▶ [GIVEN PROBLEM]: Copy out every line containing the word "master".
[Begin]
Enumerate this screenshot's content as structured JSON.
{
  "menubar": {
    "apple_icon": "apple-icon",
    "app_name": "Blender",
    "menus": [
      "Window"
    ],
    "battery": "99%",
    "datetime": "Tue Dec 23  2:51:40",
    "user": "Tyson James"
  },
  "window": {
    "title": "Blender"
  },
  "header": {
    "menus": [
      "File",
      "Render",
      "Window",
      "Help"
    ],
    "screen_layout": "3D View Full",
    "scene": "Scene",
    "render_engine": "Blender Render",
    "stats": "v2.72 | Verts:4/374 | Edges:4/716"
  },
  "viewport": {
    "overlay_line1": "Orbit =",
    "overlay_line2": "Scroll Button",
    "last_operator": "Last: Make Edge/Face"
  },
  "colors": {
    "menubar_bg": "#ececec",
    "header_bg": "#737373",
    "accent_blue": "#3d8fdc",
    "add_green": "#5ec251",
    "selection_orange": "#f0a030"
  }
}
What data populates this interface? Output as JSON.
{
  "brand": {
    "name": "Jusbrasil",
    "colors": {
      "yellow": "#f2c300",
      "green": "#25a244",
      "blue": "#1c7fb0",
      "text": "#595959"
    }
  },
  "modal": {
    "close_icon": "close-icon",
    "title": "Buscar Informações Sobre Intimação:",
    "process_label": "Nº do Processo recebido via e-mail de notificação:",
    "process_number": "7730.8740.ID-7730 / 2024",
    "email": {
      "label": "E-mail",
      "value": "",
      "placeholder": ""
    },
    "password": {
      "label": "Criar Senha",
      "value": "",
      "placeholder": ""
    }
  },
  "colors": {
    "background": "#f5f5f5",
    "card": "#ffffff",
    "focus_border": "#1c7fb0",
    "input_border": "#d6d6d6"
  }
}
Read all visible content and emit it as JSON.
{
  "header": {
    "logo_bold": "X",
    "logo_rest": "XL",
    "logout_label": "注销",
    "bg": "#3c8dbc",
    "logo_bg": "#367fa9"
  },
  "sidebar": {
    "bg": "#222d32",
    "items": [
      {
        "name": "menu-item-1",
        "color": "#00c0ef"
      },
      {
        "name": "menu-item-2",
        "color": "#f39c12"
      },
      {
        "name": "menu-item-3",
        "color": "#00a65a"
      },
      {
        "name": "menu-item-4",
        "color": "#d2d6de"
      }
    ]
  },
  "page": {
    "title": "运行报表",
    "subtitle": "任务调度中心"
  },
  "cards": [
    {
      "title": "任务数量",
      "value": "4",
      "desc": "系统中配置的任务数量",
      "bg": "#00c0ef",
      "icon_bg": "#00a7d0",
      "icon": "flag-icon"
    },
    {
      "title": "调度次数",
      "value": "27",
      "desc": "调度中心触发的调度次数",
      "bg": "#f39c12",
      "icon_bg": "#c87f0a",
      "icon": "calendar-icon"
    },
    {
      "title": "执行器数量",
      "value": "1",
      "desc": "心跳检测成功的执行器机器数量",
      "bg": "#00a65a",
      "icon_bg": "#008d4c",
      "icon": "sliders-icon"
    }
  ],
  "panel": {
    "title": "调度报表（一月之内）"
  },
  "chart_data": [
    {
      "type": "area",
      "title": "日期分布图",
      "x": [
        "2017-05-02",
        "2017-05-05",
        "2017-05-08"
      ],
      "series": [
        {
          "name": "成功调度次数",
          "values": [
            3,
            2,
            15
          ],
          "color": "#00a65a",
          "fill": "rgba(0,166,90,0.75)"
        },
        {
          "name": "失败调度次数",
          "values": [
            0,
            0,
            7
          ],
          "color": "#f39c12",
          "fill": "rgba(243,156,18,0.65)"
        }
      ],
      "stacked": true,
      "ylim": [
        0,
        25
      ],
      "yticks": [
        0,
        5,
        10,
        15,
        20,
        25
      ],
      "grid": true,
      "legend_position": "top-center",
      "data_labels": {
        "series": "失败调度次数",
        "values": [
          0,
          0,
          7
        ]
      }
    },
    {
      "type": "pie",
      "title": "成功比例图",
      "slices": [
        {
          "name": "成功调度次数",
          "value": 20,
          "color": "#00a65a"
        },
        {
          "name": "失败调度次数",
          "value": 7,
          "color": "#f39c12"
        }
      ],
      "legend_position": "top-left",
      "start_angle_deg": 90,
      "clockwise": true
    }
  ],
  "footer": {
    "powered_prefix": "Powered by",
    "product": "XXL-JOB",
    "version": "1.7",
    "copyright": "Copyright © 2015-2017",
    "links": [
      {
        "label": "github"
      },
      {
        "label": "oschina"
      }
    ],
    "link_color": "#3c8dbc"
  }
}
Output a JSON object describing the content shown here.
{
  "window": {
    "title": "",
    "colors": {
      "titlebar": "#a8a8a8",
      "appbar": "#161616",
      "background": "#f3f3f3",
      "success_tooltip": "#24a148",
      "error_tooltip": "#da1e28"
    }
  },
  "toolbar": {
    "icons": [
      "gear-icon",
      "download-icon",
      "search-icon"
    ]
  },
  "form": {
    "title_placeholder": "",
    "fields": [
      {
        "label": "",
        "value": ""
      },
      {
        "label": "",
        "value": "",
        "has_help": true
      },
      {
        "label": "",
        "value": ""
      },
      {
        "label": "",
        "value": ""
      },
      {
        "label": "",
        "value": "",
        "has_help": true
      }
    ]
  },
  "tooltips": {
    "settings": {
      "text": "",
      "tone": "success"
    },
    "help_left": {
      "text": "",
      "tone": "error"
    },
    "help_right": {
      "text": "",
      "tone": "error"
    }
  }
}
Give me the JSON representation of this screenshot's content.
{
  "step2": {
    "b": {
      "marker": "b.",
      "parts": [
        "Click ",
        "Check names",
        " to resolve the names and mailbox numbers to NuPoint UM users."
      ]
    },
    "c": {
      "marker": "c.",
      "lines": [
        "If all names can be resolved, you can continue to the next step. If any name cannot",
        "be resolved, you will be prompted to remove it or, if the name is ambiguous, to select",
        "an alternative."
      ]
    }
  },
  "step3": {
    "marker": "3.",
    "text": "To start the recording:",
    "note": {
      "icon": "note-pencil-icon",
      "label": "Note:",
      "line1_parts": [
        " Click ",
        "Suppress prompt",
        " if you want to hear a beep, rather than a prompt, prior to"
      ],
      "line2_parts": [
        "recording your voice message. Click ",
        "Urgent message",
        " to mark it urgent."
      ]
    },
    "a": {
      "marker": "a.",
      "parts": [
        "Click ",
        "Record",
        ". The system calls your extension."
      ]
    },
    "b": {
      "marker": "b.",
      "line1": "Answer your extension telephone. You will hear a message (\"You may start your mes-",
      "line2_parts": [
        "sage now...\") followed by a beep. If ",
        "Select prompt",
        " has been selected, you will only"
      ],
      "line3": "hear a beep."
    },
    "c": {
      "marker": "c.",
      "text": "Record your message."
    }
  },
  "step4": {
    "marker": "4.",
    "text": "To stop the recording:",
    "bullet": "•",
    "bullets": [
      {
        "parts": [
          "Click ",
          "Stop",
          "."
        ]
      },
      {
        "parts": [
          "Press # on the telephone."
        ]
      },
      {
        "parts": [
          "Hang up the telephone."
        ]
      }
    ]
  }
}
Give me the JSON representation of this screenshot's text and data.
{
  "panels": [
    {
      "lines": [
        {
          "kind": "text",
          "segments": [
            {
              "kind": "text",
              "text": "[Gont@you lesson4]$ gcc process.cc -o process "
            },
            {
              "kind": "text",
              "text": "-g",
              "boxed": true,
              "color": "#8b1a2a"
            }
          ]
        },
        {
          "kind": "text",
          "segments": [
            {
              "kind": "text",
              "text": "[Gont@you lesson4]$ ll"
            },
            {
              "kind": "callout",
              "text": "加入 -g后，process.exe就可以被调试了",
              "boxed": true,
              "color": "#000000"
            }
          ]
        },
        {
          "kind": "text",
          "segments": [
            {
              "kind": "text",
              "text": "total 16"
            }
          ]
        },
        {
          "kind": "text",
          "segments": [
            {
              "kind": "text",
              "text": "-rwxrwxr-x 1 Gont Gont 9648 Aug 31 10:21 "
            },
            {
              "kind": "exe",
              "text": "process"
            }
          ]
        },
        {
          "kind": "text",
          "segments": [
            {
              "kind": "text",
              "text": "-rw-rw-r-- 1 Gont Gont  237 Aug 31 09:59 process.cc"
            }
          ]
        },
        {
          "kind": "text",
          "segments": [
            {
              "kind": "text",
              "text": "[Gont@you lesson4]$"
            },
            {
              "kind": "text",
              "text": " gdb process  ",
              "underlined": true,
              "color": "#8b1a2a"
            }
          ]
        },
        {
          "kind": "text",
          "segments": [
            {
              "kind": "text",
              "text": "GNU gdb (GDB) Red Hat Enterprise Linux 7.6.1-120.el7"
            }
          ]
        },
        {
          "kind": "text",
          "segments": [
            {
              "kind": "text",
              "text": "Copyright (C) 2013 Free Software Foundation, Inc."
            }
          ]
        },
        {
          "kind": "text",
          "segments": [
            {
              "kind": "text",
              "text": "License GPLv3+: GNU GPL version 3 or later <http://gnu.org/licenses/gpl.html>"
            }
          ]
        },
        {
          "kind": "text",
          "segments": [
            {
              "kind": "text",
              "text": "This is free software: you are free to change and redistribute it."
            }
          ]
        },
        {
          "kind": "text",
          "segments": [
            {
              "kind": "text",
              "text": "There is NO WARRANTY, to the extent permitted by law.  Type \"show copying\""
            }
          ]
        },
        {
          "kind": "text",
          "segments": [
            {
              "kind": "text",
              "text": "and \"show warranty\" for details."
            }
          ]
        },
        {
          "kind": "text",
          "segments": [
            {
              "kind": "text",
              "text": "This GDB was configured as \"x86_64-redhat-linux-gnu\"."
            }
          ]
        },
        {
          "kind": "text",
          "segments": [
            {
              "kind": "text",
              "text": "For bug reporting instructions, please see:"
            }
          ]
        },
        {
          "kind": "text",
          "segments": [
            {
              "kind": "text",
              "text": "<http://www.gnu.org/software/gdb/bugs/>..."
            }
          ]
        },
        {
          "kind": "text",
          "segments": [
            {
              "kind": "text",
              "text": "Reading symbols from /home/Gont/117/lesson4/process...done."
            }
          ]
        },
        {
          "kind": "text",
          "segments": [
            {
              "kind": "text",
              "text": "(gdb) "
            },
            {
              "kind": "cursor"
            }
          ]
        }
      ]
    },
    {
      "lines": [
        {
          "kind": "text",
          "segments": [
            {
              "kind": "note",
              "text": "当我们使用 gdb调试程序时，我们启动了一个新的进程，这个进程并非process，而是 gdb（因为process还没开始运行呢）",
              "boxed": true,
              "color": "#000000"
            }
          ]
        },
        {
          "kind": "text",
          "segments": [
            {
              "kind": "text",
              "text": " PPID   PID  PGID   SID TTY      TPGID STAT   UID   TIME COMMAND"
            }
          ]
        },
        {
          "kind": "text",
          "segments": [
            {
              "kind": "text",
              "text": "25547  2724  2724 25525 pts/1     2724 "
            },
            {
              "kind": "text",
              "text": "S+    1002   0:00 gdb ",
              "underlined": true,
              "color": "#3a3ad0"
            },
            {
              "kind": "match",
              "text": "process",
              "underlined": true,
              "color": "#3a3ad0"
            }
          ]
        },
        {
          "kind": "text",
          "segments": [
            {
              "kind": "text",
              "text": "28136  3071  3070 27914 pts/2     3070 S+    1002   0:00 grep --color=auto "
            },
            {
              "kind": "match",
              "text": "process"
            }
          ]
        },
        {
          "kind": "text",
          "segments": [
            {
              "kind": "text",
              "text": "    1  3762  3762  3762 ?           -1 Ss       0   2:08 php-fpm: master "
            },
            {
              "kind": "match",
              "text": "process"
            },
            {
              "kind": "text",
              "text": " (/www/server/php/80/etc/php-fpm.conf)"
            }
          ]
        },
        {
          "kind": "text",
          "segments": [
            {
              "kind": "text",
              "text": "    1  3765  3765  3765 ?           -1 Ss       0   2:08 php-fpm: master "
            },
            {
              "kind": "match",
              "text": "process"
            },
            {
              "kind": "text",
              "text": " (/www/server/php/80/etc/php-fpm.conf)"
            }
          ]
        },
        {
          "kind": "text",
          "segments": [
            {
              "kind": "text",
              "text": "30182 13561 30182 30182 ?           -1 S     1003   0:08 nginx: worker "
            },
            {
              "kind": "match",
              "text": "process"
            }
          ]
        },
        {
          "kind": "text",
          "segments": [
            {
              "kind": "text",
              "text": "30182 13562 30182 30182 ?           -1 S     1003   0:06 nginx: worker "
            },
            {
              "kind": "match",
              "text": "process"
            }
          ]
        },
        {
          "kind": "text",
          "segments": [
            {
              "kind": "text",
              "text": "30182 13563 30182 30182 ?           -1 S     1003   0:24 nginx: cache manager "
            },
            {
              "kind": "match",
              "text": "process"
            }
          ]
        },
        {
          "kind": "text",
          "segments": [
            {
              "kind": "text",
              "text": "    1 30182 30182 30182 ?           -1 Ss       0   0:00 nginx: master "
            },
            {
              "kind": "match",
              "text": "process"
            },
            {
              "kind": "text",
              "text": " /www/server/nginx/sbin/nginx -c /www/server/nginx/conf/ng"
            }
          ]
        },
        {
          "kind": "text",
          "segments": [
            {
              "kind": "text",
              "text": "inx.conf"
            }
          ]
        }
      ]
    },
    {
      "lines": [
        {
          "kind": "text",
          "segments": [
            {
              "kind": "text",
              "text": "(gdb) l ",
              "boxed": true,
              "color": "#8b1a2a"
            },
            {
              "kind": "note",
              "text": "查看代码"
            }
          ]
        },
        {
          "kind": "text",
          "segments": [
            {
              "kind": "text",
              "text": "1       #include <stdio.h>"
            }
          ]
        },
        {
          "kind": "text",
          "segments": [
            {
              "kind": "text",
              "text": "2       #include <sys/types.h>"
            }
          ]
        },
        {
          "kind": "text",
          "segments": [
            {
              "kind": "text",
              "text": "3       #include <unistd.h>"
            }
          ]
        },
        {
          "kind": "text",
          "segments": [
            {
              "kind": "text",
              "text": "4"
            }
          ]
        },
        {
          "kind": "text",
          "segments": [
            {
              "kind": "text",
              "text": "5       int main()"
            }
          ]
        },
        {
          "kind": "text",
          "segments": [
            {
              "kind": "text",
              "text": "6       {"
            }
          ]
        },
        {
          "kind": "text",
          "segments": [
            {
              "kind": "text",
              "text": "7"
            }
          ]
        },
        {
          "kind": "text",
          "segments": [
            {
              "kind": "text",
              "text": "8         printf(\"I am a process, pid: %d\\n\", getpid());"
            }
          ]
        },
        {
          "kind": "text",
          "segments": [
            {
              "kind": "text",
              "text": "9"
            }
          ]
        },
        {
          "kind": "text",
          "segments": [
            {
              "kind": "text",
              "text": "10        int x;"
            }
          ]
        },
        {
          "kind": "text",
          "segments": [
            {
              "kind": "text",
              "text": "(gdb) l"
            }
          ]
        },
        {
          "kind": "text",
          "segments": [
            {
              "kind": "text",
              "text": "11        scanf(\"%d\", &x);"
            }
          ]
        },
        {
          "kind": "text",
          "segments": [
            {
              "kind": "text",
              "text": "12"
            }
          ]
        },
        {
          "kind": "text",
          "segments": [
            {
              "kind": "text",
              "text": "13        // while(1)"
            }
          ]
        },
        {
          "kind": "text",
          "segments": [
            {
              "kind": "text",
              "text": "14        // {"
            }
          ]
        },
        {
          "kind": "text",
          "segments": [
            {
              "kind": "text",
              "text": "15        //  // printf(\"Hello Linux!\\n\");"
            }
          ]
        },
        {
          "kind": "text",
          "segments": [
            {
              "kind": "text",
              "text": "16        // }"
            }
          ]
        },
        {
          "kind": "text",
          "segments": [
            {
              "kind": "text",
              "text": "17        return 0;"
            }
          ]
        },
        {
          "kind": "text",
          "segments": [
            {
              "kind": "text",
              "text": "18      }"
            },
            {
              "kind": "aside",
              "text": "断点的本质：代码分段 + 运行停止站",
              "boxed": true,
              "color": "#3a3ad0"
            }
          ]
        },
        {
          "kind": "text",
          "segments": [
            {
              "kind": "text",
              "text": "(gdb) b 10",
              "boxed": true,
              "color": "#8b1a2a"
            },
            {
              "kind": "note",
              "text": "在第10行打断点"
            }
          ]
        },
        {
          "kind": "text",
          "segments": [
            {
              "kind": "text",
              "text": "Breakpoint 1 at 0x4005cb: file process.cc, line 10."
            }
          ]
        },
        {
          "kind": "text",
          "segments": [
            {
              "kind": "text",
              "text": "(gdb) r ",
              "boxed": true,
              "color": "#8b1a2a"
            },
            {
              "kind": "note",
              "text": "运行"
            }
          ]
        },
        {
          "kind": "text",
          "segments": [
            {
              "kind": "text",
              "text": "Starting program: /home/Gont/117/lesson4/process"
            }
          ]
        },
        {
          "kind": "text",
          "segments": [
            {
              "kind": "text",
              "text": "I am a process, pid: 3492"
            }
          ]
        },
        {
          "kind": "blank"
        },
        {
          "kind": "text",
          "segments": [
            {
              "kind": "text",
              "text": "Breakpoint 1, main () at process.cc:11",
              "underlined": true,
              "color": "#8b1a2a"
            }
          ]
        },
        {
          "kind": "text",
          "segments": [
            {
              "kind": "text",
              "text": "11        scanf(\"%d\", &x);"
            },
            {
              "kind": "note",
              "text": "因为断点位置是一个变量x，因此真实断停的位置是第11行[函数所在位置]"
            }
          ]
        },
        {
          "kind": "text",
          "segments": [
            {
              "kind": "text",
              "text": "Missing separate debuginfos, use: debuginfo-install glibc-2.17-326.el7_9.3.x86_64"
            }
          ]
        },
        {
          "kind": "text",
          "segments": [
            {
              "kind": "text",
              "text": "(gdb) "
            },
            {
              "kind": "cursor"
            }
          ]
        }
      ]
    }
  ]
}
[End]
▶ [SOLVED PROBLEM]:
              "text": "    1  3762  3762  3762 ?           -1 Ss       0   2:08 php-fpm: master "
              "text": "    1  3765  3765  3765 ?           -1 Ss       0   2:08 php-fpm: master "
              "text": "    1 30182 30182 30182 ?           -1 Ss       0   0:00 nginx: master "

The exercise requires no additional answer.